*PROVIDED DATA*.
==============================

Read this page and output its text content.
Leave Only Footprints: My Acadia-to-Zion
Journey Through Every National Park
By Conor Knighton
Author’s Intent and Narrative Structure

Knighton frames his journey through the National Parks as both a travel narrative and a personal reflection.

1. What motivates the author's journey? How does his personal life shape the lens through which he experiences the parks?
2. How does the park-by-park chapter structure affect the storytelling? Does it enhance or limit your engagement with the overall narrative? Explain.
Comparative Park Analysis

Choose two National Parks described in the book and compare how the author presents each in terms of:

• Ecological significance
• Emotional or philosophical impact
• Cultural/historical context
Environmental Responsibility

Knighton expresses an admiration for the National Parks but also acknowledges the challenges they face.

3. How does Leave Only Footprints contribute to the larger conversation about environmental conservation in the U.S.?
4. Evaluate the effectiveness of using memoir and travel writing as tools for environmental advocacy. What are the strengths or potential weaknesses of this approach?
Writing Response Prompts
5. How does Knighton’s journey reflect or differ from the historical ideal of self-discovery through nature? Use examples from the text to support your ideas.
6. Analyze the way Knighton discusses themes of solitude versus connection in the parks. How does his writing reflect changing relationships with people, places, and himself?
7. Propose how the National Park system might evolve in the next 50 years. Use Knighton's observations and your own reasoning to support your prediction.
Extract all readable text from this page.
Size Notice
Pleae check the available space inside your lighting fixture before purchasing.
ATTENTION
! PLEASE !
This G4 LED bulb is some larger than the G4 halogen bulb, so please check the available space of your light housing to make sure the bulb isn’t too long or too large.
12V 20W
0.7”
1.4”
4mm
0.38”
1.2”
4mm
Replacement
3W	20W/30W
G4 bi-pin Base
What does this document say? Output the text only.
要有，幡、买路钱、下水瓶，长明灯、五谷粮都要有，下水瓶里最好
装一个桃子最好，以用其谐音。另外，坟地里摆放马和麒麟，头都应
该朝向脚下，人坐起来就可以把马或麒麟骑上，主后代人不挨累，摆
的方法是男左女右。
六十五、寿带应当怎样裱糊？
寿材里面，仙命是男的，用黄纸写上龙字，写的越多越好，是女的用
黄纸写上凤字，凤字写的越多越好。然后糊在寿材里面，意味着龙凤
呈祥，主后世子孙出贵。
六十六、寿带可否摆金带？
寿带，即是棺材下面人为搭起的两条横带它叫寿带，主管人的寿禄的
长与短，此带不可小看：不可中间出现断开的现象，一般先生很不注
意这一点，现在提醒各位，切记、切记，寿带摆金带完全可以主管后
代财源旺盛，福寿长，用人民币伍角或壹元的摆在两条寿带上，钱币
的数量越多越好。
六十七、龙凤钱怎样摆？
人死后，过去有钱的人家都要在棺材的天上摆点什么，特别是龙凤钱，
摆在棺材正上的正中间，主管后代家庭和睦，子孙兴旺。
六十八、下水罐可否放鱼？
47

==============================

*PROBLEM*. Copy out the lines starting at the one containing "What does this" and ending with the last line of the entries. Include nothing else.

*SOLUTION BELOW*.
What does this document say? Output the text only.
要有，幡、买路钱、下水瓶，长明灯、五谷粮都要有，下水瓶里最好
装一个桃子最好，以用其谐音。另外，坟地里摆放马和麒麟，头都应
该朝向脚下，人坐起来就可以把马或麒麟骑上，主后代人不挨累，摆
的方法是男左女右。
六十五、寿带应当怎样裱糊？
寿材里面，仙命是男的，用黄纸写上龙字，写的越多越好，是女的用
黄纸写上凤字，凤字写的越多越好。然后糊在寿材里面，意味着龙凤
呈祥，主后世子孙出贵。
六十六、寿带可否摆金带？
寿带，即是棺材下面人为搭起的两条横带它叫寿带，主管人的寿禄的
长与短，此带不可小看：不可中间出现断开的现象，一般先生很不注
意这一点，现在提醒各位，切记、切记，寿带摆金带完全可以主管后
代财源旺盛，福寿长，用人民币伍角或壹元的摆在两条寿带上，钱币
的数量越多越好。
六十七、龙凤钱怎样摆？
人死后，过去有钱的人家都要在棺材的天上摆点什么，特别是龙凤钱，
摆在棺材正上的正中间，主管后代家庭和睦，子孙兴旺。
六十八、下水罐可否放鱼？
47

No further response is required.